▶ [WHAT YOU WILL DO]:
Scan the entries below and tally the lines that include "anziane". Return nothing but the tally.

[[ RECORDS PROVIDED, beginning ]]

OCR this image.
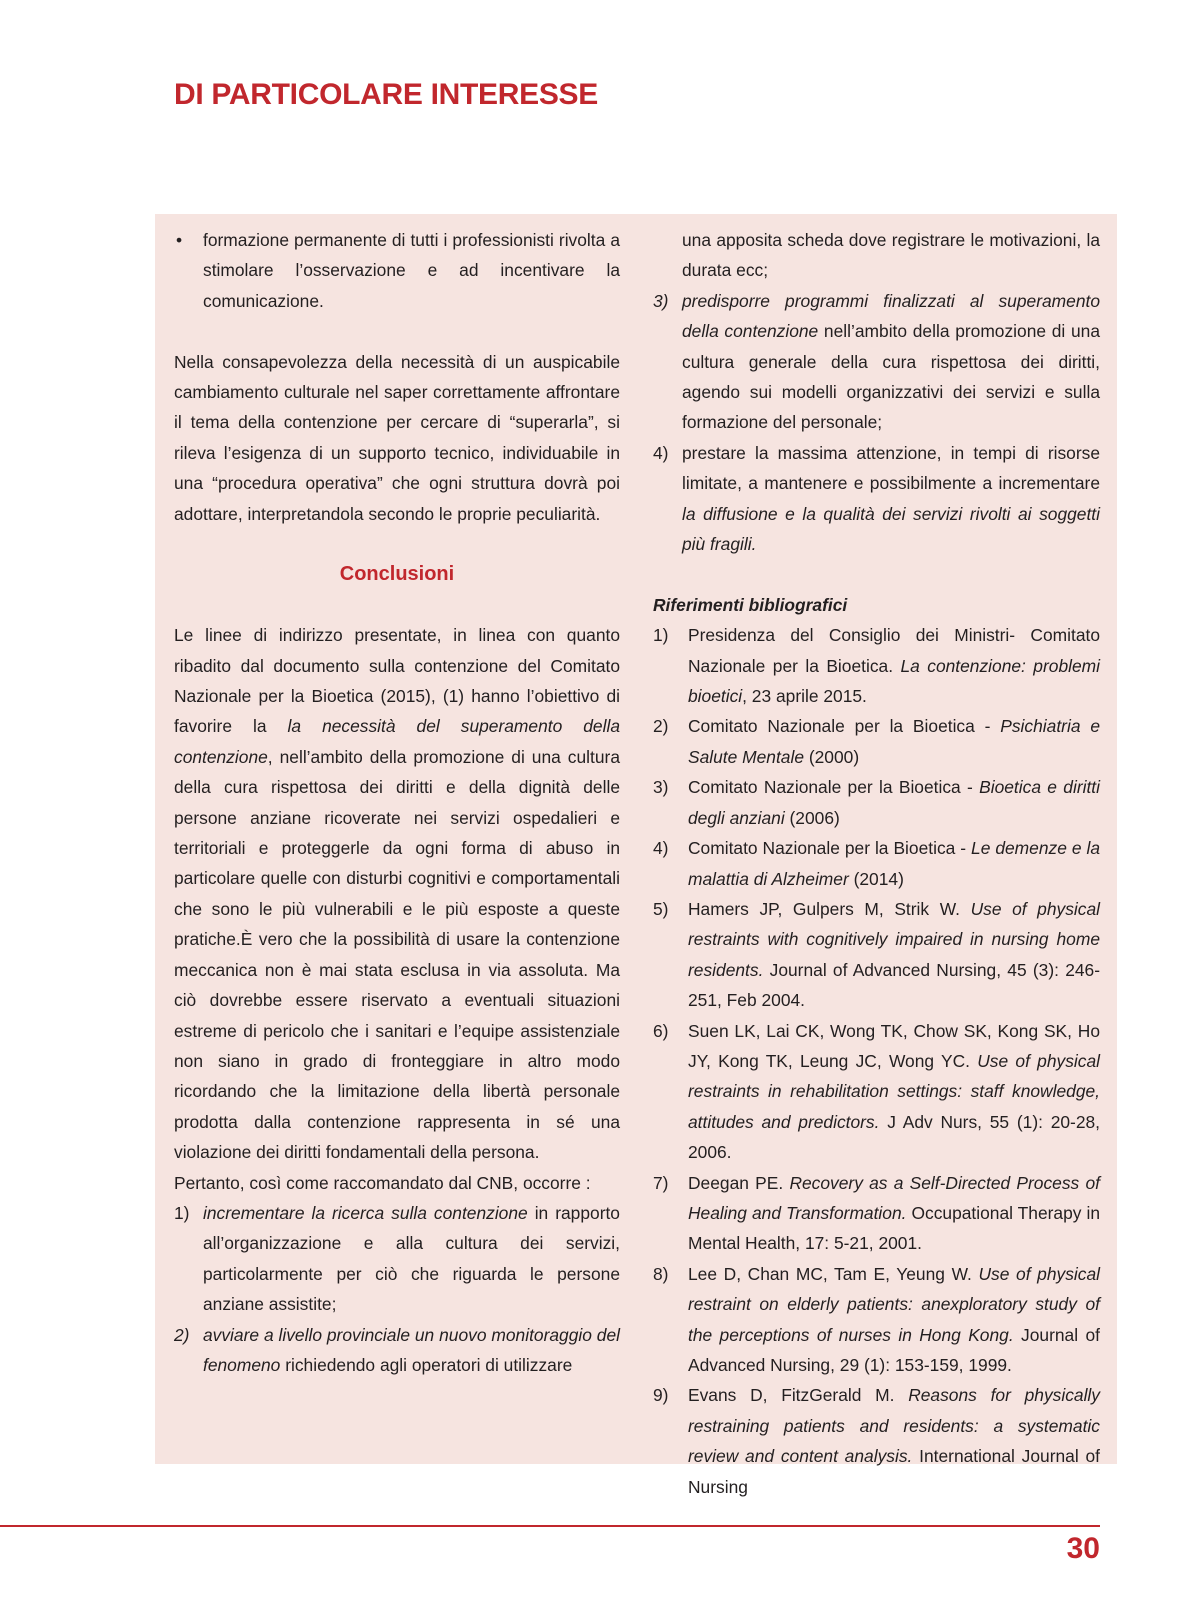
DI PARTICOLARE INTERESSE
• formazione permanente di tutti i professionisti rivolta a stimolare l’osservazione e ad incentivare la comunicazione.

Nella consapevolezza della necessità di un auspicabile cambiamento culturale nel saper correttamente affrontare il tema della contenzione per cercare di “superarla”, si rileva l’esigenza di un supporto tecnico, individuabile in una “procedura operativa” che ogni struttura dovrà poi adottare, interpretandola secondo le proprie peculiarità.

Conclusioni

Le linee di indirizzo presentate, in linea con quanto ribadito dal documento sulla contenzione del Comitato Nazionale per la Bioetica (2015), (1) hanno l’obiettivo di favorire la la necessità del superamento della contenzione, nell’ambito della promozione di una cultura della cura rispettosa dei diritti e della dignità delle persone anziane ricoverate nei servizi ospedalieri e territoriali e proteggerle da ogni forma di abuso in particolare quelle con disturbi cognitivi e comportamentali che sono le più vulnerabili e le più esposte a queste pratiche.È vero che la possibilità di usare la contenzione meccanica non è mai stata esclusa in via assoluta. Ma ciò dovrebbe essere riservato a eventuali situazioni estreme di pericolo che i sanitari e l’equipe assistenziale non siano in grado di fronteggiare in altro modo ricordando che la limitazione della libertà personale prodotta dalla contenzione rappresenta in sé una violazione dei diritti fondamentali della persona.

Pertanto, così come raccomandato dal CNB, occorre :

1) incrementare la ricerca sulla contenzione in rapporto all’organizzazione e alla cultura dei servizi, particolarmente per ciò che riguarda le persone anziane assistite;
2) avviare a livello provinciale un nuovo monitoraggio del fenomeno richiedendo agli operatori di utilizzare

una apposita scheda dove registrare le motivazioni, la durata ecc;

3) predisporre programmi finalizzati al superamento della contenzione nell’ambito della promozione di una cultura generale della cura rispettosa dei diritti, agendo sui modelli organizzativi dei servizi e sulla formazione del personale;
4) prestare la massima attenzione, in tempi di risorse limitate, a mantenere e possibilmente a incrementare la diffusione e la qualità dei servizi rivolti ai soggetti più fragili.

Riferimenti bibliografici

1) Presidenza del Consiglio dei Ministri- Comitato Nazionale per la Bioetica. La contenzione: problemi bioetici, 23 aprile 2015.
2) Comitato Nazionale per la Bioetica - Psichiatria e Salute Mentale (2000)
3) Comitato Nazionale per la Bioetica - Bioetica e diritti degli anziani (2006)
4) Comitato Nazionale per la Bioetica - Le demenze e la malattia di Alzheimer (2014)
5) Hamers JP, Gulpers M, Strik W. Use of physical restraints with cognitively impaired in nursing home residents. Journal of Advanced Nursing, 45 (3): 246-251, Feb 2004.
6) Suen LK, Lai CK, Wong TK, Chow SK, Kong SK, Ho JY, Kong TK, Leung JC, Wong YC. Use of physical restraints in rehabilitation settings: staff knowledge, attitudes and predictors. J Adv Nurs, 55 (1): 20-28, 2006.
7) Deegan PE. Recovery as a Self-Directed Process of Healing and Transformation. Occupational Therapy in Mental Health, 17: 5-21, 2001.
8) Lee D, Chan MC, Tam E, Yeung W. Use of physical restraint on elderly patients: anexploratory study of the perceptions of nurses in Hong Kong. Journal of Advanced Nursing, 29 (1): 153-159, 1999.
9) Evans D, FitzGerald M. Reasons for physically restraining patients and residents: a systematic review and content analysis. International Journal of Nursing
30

[[ RECORDS PROVIDED, end ]]
[[ RECORDS PROVIDED, beginning ]]

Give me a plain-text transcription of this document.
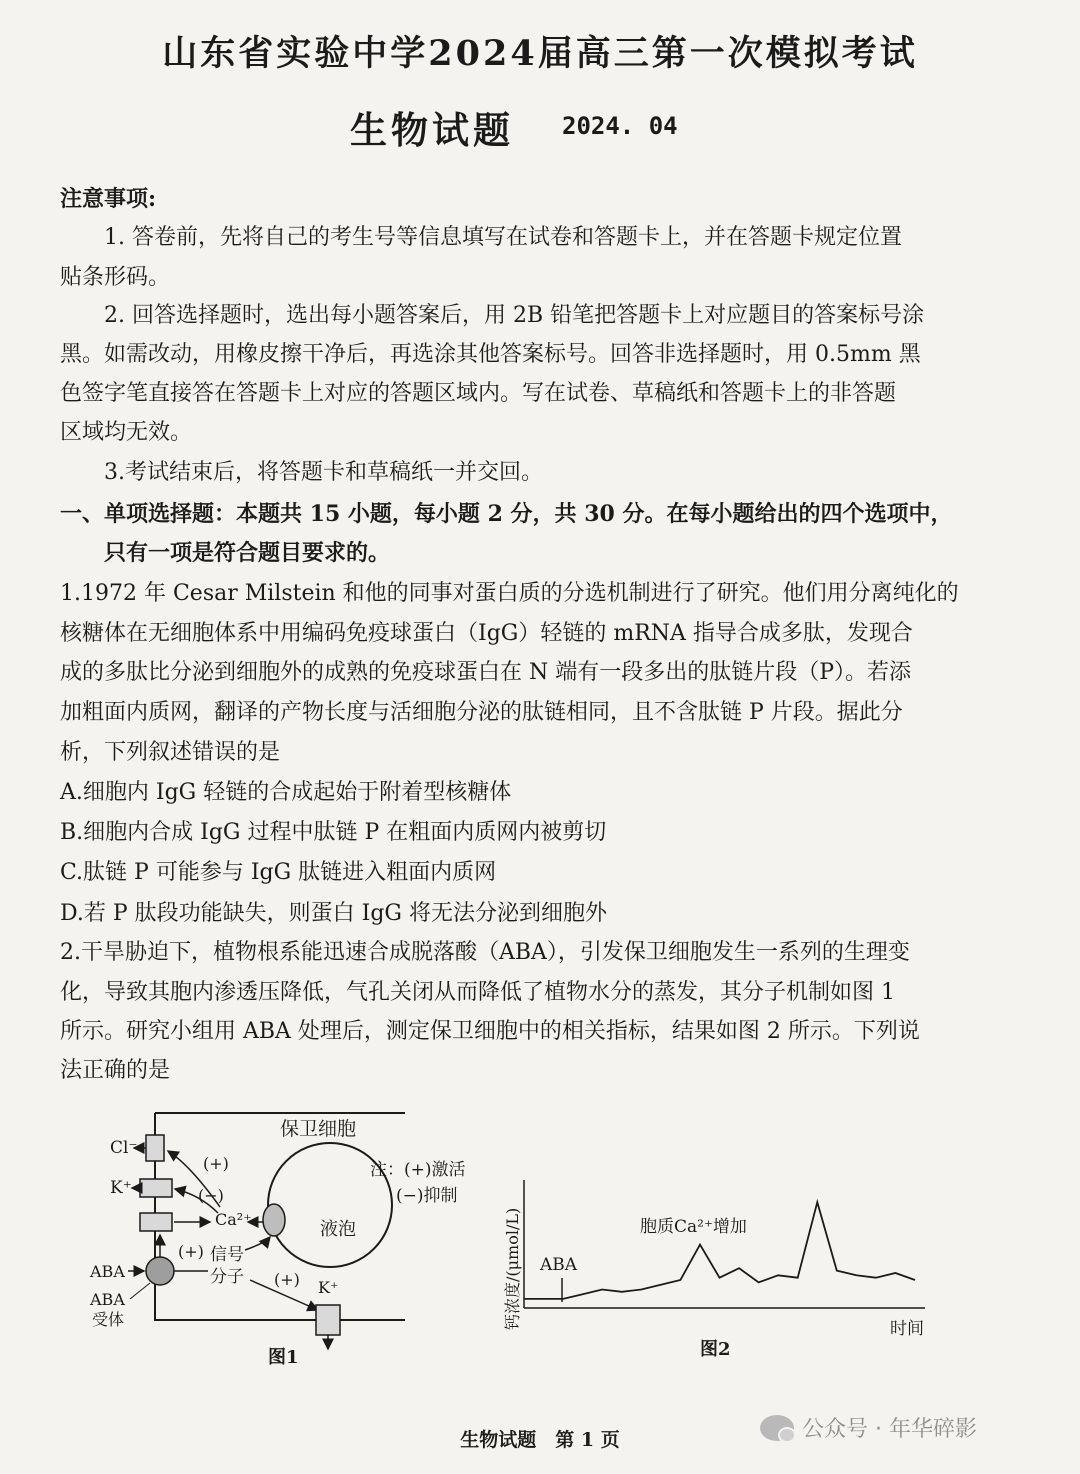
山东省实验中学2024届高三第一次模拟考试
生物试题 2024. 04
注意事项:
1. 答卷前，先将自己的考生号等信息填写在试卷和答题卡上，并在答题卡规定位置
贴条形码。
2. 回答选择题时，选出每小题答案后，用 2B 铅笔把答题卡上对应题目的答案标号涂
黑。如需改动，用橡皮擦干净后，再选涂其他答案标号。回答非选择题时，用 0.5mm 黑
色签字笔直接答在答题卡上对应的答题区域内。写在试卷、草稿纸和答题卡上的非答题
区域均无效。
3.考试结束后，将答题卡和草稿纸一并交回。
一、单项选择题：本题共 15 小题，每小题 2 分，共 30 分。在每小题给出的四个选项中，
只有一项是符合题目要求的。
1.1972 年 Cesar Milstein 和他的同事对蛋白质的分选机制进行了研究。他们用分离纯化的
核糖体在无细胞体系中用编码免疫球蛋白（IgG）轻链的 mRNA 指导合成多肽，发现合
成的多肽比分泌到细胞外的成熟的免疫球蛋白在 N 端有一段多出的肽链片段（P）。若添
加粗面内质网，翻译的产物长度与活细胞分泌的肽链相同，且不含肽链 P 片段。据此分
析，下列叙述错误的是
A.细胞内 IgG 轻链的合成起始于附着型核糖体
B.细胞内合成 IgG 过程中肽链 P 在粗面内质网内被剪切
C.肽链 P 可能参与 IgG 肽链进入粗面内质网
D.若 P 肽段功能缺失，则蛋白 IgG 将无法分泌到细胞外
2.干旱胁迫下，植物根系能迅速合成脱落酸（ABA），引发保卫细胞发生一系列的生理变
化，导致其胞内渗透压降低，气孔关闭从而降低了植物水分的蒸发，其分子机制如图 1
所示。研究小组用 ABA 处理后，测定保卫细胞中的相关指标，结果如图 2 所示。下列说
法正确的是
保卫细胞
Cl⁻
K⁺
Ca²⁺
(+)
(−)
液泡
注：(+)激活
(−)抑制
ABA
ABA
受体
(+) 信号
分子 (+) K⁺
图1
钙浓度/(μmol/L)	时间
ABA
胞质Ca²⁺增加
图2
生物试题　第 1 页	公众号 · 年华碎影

[[ RECORDS PROVIDED, end ]]

▶ [ANSWER FOR THIS EXERCISE]:
2